Check each line of the listing for the string "Harvest", count the lines that have it, and answer with that number only.

_____

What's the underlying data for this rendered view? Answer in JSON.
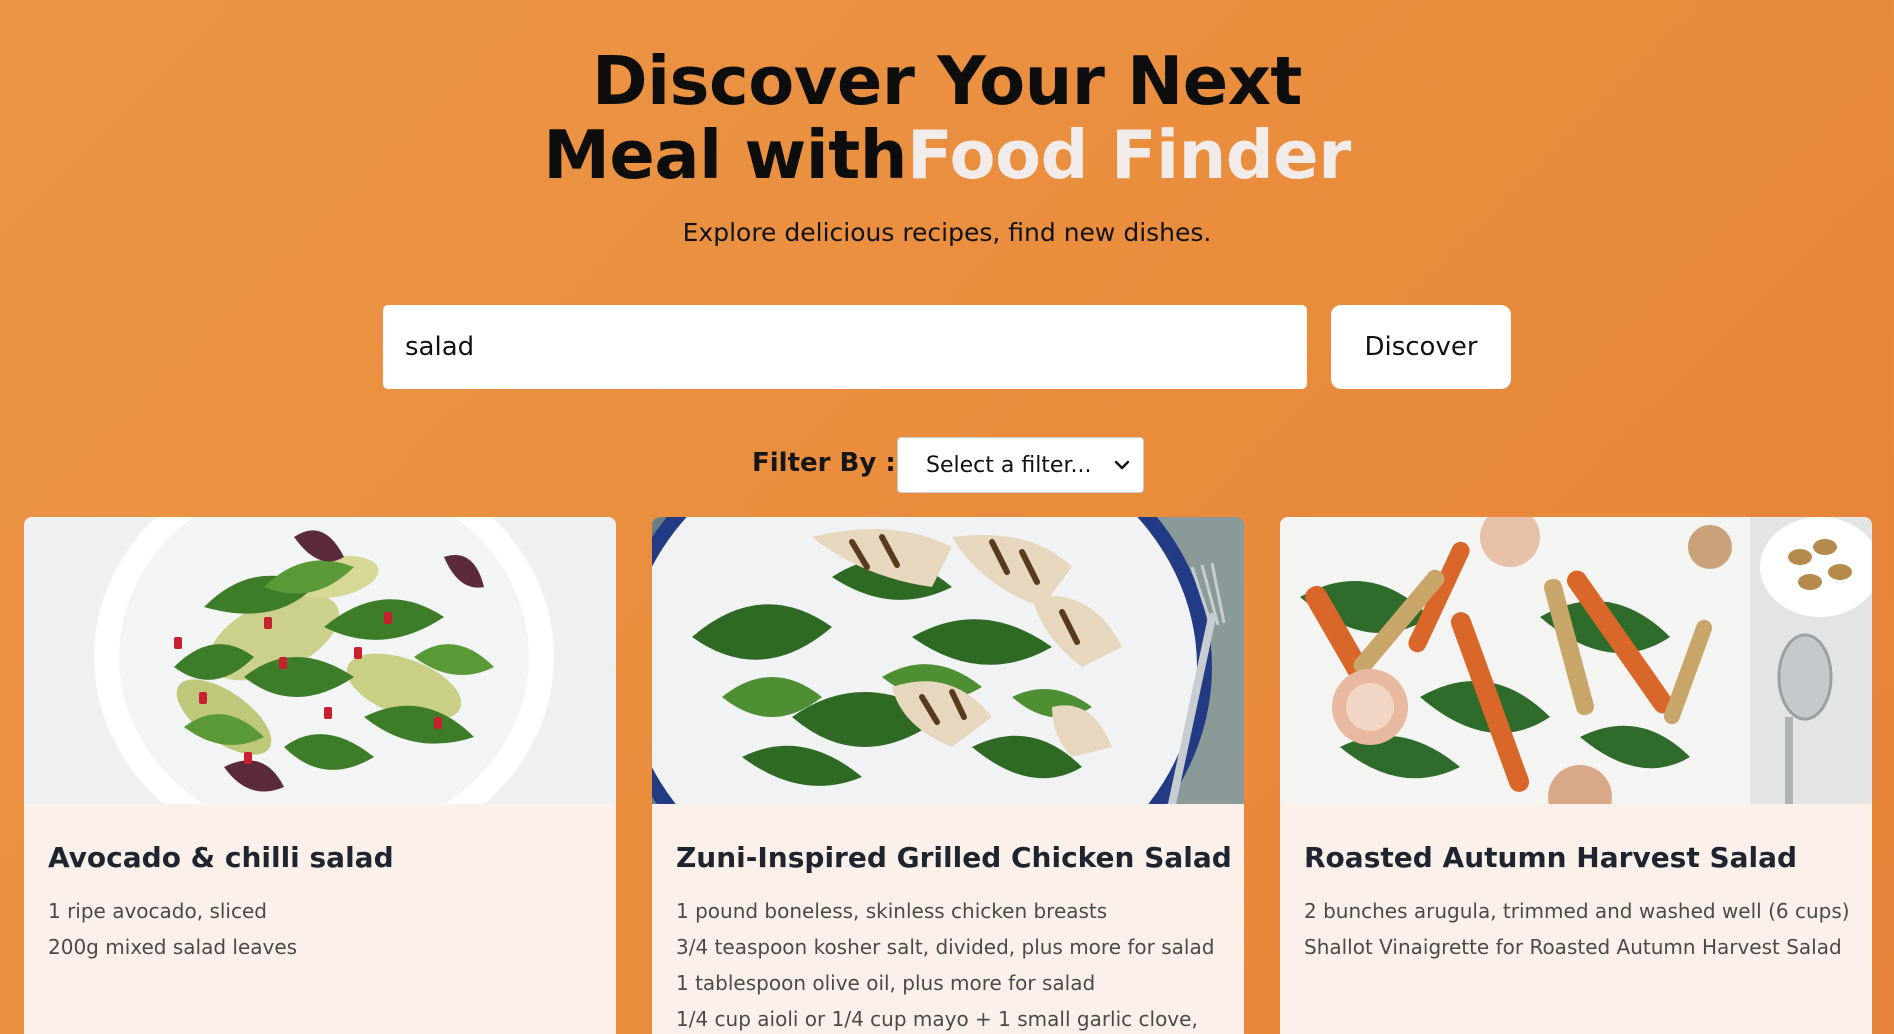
{
  "hero": {
    "title_line1": "Discover Your Next",
    "title_line2_prefix": "Meal with",
    "title_accent": "Food Finder",
    "subtitle": "Explore delicious recipes, find new dishes."
  },
  "search": {
    "value": "salad",
    "button_label": "Discover"
  },
  "filter": {
    "label": "Filter By :",
    "selected": "Select a filter..."
  },
  "recipes": [
    {
      "title": "Avocado & chilli salad",
      "ingredients": [
        "1 ripe avocado, sliced",
        "200g mixed salad leaves"
      ]
    },
    {
      "title": "Zuni-Inspired Grilled Chicken Salad",
      "ingredients": [
        "1 pound boneless, skinless chicken breasts",
        "3/4 teaspoon kosher salt, divided, plus more for salad",
        "1 tablespoon olive oil, plus more for salad",
        "1/4 cup aioli or 1/4 cup mayo + 1 small garlic clove,"
      ]
    },
    {
      "title": "Roasted Autumn Harvest Salad",
      "ingredients": [
        "2 bunches arugula, trimmed and washed well (6 cups)",
        "Shallot Vinaigrette for Roasted Autumn Harvest Salad"
      ]
    }
  ],
  "colors": {
    "background": "#e98c3c",
    "accent_text": "#f1ece9",
    "card_background": "#fcf1ea"
  }
}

_____

• ANSWER BELOW:
2